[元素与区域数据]

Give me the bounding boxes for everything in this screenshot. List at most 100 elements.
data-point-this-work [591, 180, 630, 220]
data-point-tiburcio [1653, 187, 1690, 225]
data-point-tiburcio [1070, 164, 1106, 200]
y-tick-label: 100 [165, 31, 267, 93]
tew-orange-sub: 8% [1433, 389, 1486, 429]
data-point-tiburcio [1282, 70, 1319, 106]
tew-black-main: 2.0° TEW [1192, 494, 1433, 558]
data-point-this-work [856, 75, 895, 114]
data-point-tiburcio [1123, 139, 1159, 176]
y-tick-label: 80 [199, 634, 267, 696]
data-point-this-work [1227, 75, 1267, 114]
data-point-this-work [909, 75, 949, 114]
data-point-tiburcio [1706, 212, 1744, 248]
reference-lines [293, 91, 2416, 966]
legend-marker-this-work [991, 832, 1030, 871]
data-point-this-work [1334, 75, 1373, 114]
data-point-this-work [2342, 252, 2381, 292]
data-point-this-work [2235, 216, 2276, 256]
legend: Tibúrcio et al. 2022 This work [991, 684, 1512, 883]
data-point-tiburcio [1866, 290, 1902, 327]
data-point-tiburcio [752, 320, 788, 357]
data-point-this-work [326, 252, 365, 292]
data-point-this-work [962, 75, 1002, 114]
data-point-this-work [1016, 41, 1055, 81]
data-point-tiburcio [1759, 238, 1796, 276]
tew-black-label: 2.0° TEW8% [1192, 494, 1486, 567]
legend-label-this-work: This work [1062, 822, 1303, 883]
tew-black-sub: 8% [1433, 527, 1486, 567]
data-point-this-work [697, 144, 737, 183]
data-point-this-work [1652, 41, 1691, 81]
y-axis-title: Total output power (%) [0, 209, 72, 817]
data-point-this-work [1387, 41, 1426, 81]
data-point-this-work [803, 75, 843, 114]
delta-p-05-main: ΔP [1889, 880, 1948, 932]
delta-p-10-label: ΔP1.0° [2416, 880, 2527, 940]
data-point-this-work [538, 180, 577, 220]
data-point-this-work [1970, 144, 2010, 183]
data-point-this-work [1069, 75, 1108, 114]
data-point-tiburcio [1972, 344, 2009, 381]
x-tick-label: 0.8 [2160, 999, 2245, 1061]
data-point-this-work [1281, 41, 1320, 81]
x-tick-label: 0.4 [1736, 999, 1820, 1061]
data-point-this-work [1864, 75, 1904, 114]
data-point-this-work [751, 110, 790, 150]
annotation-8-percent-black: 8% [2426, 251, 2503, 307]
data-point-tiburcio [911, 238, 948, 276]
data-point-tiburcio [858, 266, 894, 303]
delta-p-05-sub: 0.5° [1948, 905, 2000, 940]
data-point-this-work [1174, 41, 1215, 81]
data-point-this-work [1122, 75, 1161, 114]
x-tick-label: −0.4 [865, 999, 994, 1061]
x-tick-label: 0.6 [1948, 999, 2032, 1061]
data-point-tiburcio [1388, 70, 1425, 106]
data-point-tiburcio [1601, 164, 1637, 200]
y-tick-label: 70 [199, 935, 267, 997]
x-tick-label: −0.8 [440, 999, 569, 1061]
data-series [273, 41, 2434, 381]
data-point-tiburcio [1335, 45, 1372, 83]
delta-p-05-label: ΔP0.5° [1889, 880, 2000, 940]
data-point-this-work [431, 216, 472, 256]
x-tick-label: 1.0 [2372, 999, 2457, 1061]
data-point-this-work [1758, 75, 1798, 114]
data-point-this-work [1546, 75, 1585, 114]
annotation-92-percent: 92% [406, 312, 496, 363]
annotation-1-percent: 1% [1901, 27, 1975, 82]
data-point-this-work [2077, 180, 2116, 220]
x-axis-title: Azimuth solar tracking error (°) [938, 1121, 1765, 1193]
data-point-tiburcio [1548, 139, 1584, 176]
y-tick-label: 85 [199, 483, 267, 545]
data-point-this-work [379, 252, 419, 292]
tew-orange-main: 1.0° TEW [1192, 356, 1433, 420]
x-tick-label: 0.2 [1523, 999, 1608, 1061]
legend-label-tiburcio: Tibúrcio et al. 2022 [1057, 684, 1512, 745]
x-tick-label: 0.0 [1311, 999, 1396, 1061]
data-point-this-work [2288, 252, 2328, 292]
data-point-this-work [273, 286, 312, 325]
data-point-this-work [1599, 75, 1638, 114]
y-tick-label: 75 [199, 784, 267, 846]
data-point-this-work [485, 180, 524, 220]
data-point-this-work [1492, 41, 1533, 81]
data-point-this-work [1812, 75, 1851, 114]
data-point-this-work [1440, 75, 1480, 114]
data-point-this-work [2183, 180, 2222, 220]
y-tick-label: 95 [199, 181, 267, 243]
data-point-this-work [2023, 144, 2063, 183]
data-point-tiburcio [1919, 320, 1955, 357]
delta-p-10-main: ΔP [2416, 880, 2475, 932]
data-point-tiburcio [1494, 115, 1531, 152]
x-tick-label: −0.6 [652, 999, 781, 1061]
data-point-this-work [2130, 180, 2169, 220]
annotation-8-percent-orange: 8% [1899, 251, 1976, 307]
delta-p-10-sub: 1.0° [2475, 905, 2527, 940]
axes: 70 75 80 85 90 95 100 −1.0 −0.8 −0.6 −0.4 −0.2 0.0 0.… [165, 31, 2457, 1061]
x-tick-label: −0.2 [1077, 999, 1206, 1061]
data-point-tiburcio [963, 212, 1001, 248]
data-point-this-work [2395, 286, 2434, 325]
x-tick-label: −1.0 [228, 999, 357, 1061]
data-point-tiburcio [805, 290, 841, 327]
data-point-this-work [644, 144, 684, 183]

任务要求: 请重新写出上面所有的行，把其中的"This work"换成"Our work"，其余内容一律不变。

任务结果:
Give me the bounding boxes for everything in this screenshot. List at most 100 elements.
data-point-this-work [591, 180, 630, 220]
data-point-tiburcio [1653, 187, 1690, 225]
data-point-tiburcio [1070, 164, 1106, 200]
y-tick-label: 100 [165, 31, 267, 93]
tew-orange-sub: 8% [1433, 389, 1486, 429]
data-point-tiburcio [1282, 70, 1319, 106]
tew-black-main: 2.0° TEW [1192, 494, 1433, 558]
data-point-this-work [856, 75, 895, 114]
data-point-tiburcio [1123, 139, 1159, 176]
y-tick-label: 80 [199, 634, 267, 696]
data-point-this-work [1227, 75, 1267, 114]
data-point-this-work [909, 75, 949, 114]
data-point-tiburcio [1706, 212, 1744, 248]
reference-lines [293, 91, 2416, 966]
legend-marker-this-work [991, 832, 1030, 871]
data-point-this-work [1334, 75, 1373, 114]
data-point-this-work [2342, 252, 2381, 292]
data-point-this-work [2235, 216, 2276, 256]
legend: Tibúrcio et al. 2022 Our work [991, 684, 1512, 883]
data-point-tiburcio [1866, 290, 1902, 327]
data-point-tiburcio [752, 320, 788, 357]
data-point-this-work [326, 252, 365, 292]
data-point-this-work [962, 75, 1002, 114]
data-point-this-work [1016, 41, 1055, 81]
data-point-tiburcio [1759, 238, 1796, 276]
tew-black-label: 2.0° TEW8% [1192, 494, 1486, 567]
legend-label-this-work: Our work [1062, 822, 1303, 883]
tew-black-sub: 8% [1433, 527, 1486, 567]
data-point-this-work [697, 144, 737, 183]
data-point-this-work [1652, 41, 1691, 81]
y-axis-title: Total output power (%) [0, 209, 72, 817]
data-point-this-work [1387, 41, 1426, 81]
data-point-this-work [803, 75, 843, 114]
delta-p-05-main: ΔP [1889, 880, 1948, 932]
delta-p-10-label: ΔP1.0° [2416, 880, 2527, 940]
data-point-this-work [538, 180, 577, 220]
data-point-this-work [1970, 144, 2010, 183]
data-point-this-work [1069, 75, 1108, 114]
data-point-tiburcio [1972, 344, 2009, 381]
x-tick-label: 0.8 [2160, 999, 2245, 1061]
data-point-this-work [1281, 41, 1320, 81]
x-tick-label: 0.4 [1736, 999, 1820, 1061]
data-point-this-work [1864, 75, 1904, 114]
data-point-this-work [751, 110, 790, 150]
annotation-8-percent-black: 8% [2426, 251, 2503, 307]
data-point-tiburcio [911, 238, 948, 276]
data-point-tiburcio [858, 266, 894, 303]
delta-p-05-sub: 0.5° [1948, 905, 2000, 940]
data-point-this-work [1174, 41, 1215, 81]
data-point-this-work [1122, 75, 1161, 114]
x-tick-label: −0.4 [865, 999, 994, 1061]
x-tick-label: 0.6 [1948, 999, 2032, 1061]
data-point-tiburcio [1388, 70, 1425, 106]
data-point-tiburcio [1601, 164, 1637, 200]
y-tick-label: 70 [199, 935, 267, 997]
x-tick-label: −0.8 [440, 999, 569, 1061]
data-series [273, 41, 2434, 381]
data-point-tiburcio [1335, 45, 1372, 83]
delta-p-05-label: ΔP0.5° [1889, 880, 2000, 940]
data-point-this-work [431, 216, 472, 256]
x-tick-label: 1.0 [2372, 999, 2457, 1061]
data-point-this-work [1758, 75, 1798, 114]
data-point-this-work [1546, 75, 1585, 114]
annotation-92-percent: 92% [406, 312, 496, 363]
annotation-1-percent: 1% [1901, 27, 1975, 82]
data-point-this-work [2077, 180, 2116, 220]
x-axis-title: Azimuth solar tracking error (°) [938, 1121, 1765, 1193]
data-point-tiburcio [1548, 139, 1584, 176]
y-tick-label: 85 [199, 483, 267, 545]
data-point-this-work [379, 252, 419, 292]
tew-orange-main: 1.0° TEW [1192, 356, 1433, 420]
x-tick-label: 0.2 [1523, 999, 1608, 1061]
legend-label-tiburcio: Tibúrcio et al. 2022 [1057, 684, 1512, 745]
x-tick-label: 0.0 [1311, 999, 1396, 1061]
data-point-this-work [2288, 252, 2328, 292]
data-point-this-work [273, 286, 312, 325]
data-point-this-work [1599, 75, 1638, 114]
y-tick-label: 75 [199, 784, 267, 846]
data-point-this-work [485, 180, 524, 220]
data-point-this-work [1492, 41, 1533, 81]
data-point-this-work [1812, 75, 1851, 114]
data-point-this-work [1440, 75, 1480, 114]
data-point-this-work [2183, 180, 2222, 220]
y-tick-label: 95 [199, 181, 267, 243]
data-point-this-work [2023, 144, 2063, 183]
data-point-tiburcio [1919, 320, 1955, 357]
delta-p-10-main: ΔP [2416, 880, 2475, 932]
data-point-tiburcio [1494, 115, 1531, 152]
x-tick-label: −0.6 [652, 999, 781, 1061]
data-point-this-work [2130, 180, 2169, 220]
annotation-8-percent-orange: 8% [1899, 251, 1976, 307]
delta-p-10-sub: 1.0° [2475, 905, 2527, 940]
axes: 70 75 80 85 90 95 100 −1.0 −0.8 −0.6 −0.4 −0.2 0.0 0.… [165, 31, 2457, 1061]
x-tick-label: −0.2 [1077, 999, 1206, 1061]
data-point-tiburcio [963, 212, 1001, 248]
data-point-this-work [2395, 286, 2434, 325]
x-tick-label: −1.0 [228, 999, 357, 1061]
data-point-tiburcio [805, 290, 841, 327]
data-point-this-work [644, 144, 684, 183]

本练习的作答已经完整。